▸ **EXERCISE**:
Search the records for "Display". Copy every line where it appears.

Dataset records:
········

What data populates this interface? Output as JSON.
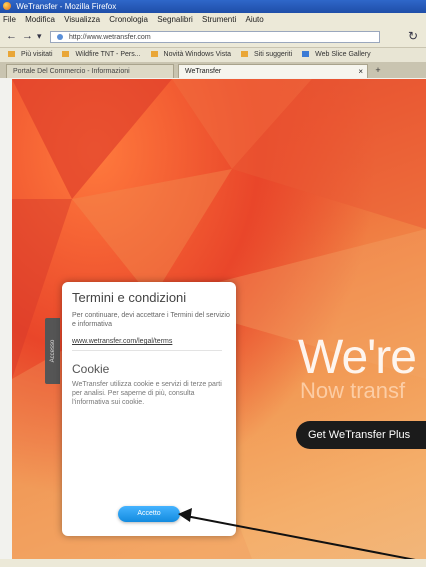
{
  "window": {
    "title": "WeTransfer - Mozilla Firefox"
  },
  "menu": [
    "File",
    "Modifica",
    "Visualizza",
    "Cronologia",
    "Segnalibri",
    "Strumenti",
    "Aiuto"
  ],
  "address": {
    "url": "http://www.wetransfer.com"
  },
  "bookmarks": [
    "Più visitati",
    "Wildfire TNT - Pers...",
    "Novità Windows Vista",
    "Siti suggeriti",
    "Web Slice Gallery"
  ],
  "tabs": [
    {
      "label": "Portale Del Commercio - Informazioni"
    },
    {
      "label": "WeTransfer"
    }
  ],
  "terms": {
    "title": "Termini e condizioni",
    "body": "Per continuare, devi accettare i Termini del servizio e informativa",
    "link": "www.wetransfer.com/legal/terms",
    "cookie_title": "Cookie",
    "cookie_body": "WeTransfer utilizza cookie e servizi di terze parti per analisi. Per saperne di più, consulta l'informativa sui cookie.",
    "accept_label": "Accetto"
  },
  "side_tab": {
    "label": "Accesso"
  },
  "hero": {
    "headline": "We're",
    "subline": "Now transf",
    "plus_label": "Get WeTransfer Plus"
  },
  "colors": {
    "accent": "#138bdf",
    "hero_dark": "#1b1b1b"
  }
}
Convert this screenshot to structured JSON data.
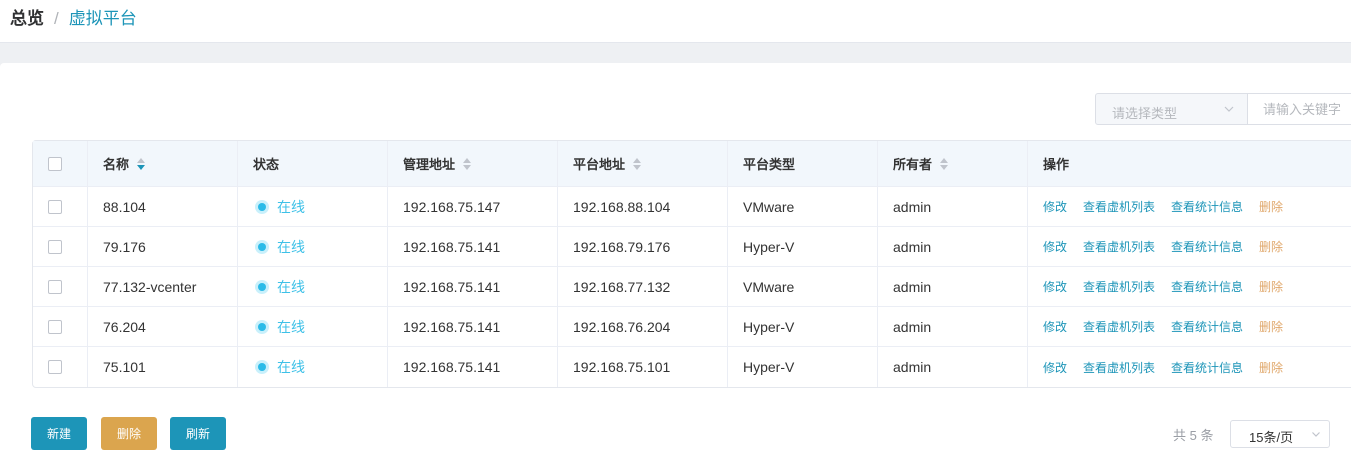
{
  "breadcrumb": {
    "home": "总览",
    "separator": "/",
    "current": "虚拟平台"
  },
  "filter": {
    "type_placeholder": "请选择类型",
    "keyword_placeholder": "请输入关键字"
  },
  "table": {
    "headers": {
      "name": "名称",
      "status": "状态",
      "mgmt": "管理地址",
      "plat": "平台地址",
      "type": "平台类型",
      "owner": "所有者",
      "ops": "操作"
    },
    "rows": [
      {
        "name": "88.104",
        "status": "在线",
        "mgmt": "192.168.75.147",
        "plat": "192.168.88.104",
        "type": "VMware",
        "owner": "admin"
      },
      {
        "name": "79.176",
        "status": "在线",
        "mgmt": "192.168.75.141",
        "plat": "192.168.79.176",
        "type": "Hyper-V",
        "owner": "admin"
      },
      {
        "name": "77.132-vcenter",
        "status": "在线",
        "mgmt": "192.168.75.141",
        "plat": "192.168.77.132",
        "type": "VMware",
        "owner": "admin"
      },
      {
        "name": "76.204",
        "status": "在线",
        "mgmt": "192.168.75.141",
        "plat": "192.168.76.204",
        "type": "Hyper-V",
        "owner": "admin"
      },
      {
        "name": "75.101",
        "status": "在线",
        "mgmt": "192.168.75.141",
        "plat": "192.168.75.101",
        "type": "Hyper-V",
        "owner": "admin"
      }
    ],
    "ops": {
      "edit": "修改",
      "vm_list": "查看虚机列表",
      "stats": "查看统计信息",
      "delete": "删除"
    }
  },
  "buttons": {
    "new": "新建",
    "delete": "删除",
    "refresh": "刷新"
  },
  "pagination": {
    "total": "共 5 条",
    "page_size": "15条/页"
  },
  "colors": {
    "accent": "#1d95b8",
    "online": "#2bbbe8",
    "delete": "#dba54e",
    "header_bg": "#f2f7fc"
  }
}
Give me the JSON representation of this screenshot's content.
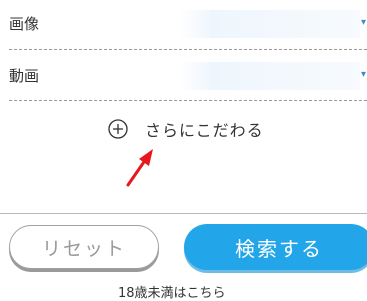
{
  "filters": {
    "image": {
      "label": "画像",
      "value": ""
    },
    "video": {
      "label": "動画",
      "value": ""
    }
  },
  "more_options": {
    "label": "さらにこだわる",
    "icon": "plus-circle-icon"
  },
  "annotation": {
    "icon": "red-arrow-icon",
    "color": "#e8161d"
  },
  "actions": {
    "reset_label": "リセット",
    "search_label": "検索する"
  },
  "footer": {
    "note": "18歳未満はこちら"
  },
  "colors": {
    "accent": "#22a6e9",
    "chevron": "#3a8ed0",
    "arrow": "#e8161d"
  }
}
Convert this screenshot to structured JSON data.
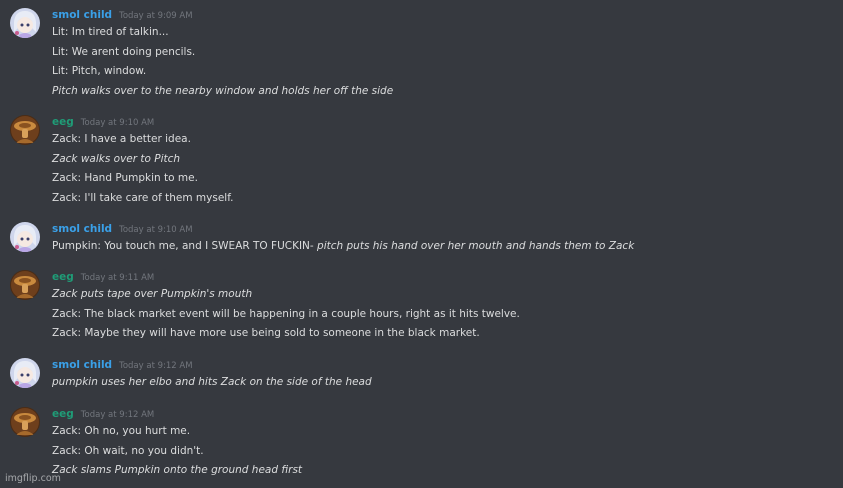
{
  "watermark": "imgflip.com",
  "colors": {
    "smol": "#3aa0e8",
    "eeg": "#1f9c77",
    "background": "#36393f",
    "text": "#dcddde",
    "timestamp": "#72767d"
  },
  "messages": [
    {
      "username": "smol child",
      "timestamp": "Today at 9:09 AM",
      "avatar": "anime-character-avatar",
      "lines": [
        {
          "text": "Lit: Im tired of talkin..."
        },
        {
          "text": "Lit: We arent doing pencils."
        },
        {
          "text": "Lit: Pitch, window."
        },
        {
          "text": "",
          "italic": "Pitch walks over to the nearby window and holds her off the side"
        }
      ]
    },
    {
      "username": "eeg",
      "timestamp": "Today at 9:10 AM",
      "avatar": "brown-figure-avatar",
      "lines": [
        {
          "text": "Zack: I have a better idea."
        },
        {
          "text": "",
          "italic": "Zack walks over to Pitch"
        },
        {
          "text": "Zack: Hand Pumpkin to me."
        },
        {
          "text": "Zack: I'll take care of them myself."
        }
      ]
    },
    {
      "username": "smol child",
      "timestamp": "Today at 9:10 AM",
      "avatar": "anime-character-avatar",
      "lines": [
        {
          "text": "Pumpkin: You touch me, and I SWEAR TO FUCKIN- ",
          "italic": "pitch puts his hand over her mouth and hands them to Zack"
        }
      ]
    },
    {
      "username": "eeg",
      "timestamp": "Today at 9:11 AM",
      "avatar": "brown-figure-avatar",
      "lines": [
        {
          "text": "",
          "italic": "Zack puts tape over Pumpkin's mouth"
        },
        {
          "text": "Zack: The black market event will be happening in a couple hours, right as it hits twelve."
        },
        {
          "text": "Zack: Maybe they will have more use being sold to someone in the black market."
        }
      ]
    },
    {
      "username": "smol child",
      "timestamp": "Today at 9:12 AM",
      "avatar": "anime-character-avatar",
      "lines": [
        {
          "text": "",
          "italic": "pumpkin uses her elbo and hits Zack on the side of the head"
        }
      ]
    },
    {
      "username": "eeg",
      "timestamp": "Today at 9:12 AM",
      "avatar": "brown-figure-avatar",
      "lines": [
        {
          "text": "Zack: Oh no, you hurt me."
        },
        {
          "text": "Zack: Oh wait, no you didn't."
        },
        {
          "text": "",
          "italic": "Zack slams Pumpkin onto the ground head first"
        }
      ]
    }
  ]
}
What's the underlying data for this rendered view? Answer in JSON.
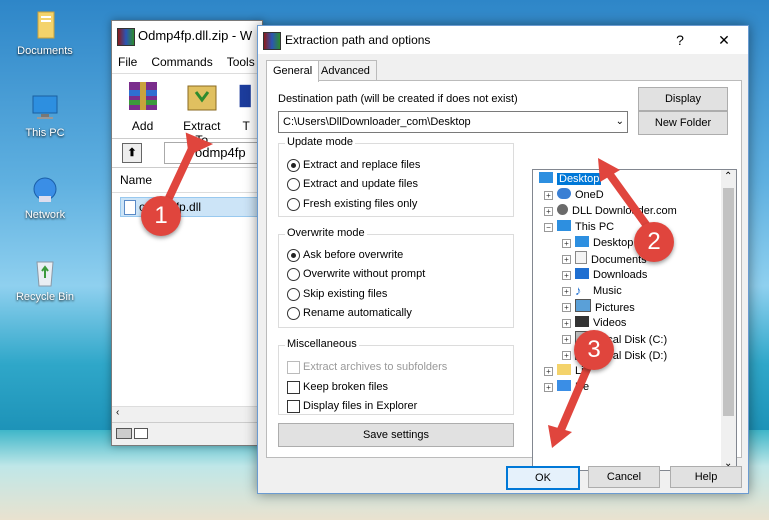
{
  "desktop": {
    "icons": [
      {
        "label": "Documents",
        "icon": "folder-icon"
      },
      {
        "label": "This PC",
        "icon": "computer-icon"
      },
      {
        "label": "Network",
        "icon": "network-icon"
      },
      {
        "label": "Recycle Bin",
        "icon": "recycle-bin-icon"
      }
    ]
  },
  "winrar": {
    "title": "Odmp4fp.dll.zip - W",
    "menu": [
      "File",
      "Commands",
      "Tools"
    ],
    "toolbar": {
      "add_label": "Add",
      "extract_label": "Extract To",
      "partial_label": "T"
    },
    "address": "odmp4fp",
    "list_header": "Name",
    "file_name": "odmp4fp.dll"
  },
  "dialog": {
    "title": "Extraction path and options",
    "help_glyph": "?",
    "close_glyph": "✕",
    "tabs": [
      "General",
      "Advanced"
    ],
    "destination_label": "Destination path (will be created if does not exist)",
    "destination_value": "C:\\Users\\DllDownloader_com\\Desktop",
    "display_button": "Display",
    "new_folder_button": "New Folder",
    "update_mode": {
      "title": "Update mode",
      "options": [
        "Extract and replace files",
        "Extract and update files",
        "Fresh existing files only"
      ],
      "selected": 0
    },
    "overwrite_mode": {
      "title": "Overwrite mode",
      "options": [
        "Ask before overwrite",
        "Overwrite without prompt",
        "Skip existing files",
        "Rename automatically"
      ],
      "selected": 0
    },
    "misc": {
      "title": "Miscellaneous",
      "options": [
        "Extract archives to subfolders",
        "Keep broken files",
        "Display files in Explorer"
      ]
    },
    "save_settings": "Save settings",
    "tree": {
      "items": [
        "Desktop",
        "OneD",
        "DLL Downloader.com",
        "This PC",
        "Desktop",
        "Documents",
        "Downloads",
        "Music",
        "Pictures",
        "Videos",
        "Local Disk (C:)",
        "Local Disk (D:)",
        "Li",
        "Ne"
      ]
    },
    "ok": "OK",
    "cancel": "Cancel",
    "help": "Help"
  },
  "annotations": {
    "step1": "1",
    "step2": "2",
    "step3": "3",
    "color": "#e0453d"
  }
}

········

▸ **FULL SOLUTION**:
    "display_button": "Display",
        "Display files in Explorer"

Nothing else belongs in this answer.